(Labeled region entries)
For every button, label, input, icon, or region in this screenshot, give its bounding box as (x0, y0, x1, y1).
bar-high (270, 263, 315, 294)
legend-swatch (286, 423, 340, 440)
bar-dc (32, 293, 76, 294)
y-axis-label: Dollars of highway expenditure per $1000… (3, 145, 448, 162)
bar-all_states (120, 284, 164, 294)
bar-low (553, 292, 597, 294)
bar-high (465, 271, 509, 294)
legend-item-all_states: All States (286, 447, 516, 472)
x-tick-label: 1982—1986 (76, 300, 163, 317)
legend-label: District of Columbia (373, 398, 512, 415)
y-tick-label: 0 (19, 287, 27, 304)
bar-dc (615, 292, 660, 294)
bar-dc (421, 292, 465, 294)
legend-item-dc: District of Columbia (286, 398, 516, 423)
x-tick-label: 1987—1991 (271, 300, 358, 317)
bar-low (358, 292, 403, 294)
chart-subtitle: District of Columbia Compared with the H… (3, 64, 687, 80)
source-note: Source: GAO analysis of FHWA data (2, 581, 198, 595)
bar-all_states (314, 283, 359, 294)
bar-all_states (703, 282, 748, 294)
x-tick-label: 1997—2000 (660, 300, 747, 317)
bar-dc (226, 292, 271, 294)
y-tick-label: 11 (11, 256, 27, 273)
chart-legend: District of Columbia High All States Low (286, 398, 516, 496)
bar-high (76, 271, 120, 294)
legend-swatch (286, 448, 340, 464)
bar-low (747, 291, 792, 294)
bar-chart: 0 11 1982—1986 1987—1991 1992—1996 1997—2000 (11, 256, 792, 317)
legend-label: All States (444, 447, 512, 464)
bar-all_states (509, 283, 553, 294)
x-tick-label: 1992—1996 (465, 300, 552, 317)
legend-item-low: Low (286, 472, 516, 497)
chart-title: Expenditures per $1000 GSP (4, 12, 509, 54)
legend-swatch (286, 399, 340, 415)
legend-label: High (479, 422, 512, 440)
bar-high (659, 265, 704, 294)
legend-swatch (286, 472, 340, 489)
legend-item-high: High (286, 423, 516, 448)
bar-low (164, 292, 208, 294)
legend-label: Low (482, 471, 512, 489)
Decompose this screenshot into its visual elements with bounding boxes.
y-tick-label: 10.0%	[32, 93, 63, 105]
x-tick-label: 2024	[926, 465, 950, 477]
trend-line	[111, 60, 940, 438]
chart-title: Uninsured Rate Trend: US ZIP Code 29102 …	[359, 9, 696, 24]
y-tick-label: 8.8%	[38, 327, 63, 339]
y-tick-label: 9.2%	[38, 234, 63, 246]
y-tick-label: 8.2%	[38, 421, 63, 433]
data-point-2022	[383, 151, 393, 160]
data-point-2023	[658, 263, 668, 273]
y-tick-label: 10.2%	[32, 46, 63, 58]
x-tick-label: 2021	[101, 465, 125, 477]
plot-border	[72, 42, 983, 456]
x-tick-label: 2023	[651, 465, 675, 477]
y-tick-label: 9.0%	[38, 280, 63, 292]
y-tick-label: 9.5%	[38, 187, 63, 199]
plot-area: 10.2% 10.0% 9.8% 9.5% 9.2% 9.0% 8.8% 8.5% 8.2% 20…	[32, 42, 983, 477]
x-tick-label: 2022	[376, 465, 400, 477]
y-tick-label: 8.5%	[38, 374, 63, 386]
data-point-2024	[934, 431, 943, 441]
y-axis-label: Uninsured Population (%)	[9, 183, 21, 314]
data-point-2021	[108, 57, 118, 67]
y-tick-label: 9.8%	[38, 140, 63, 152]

_Written instruction_
Pick out every line in the entries above that contains the string "Uninsured", matching case exactly.

_Solution_
chart-title: Uninsured Rate Trend: US ZIP Code 29102 …	[359, 9, 696, 24]
y-axis-label: Uninsured Population (%)	[9, 183, 21, 314]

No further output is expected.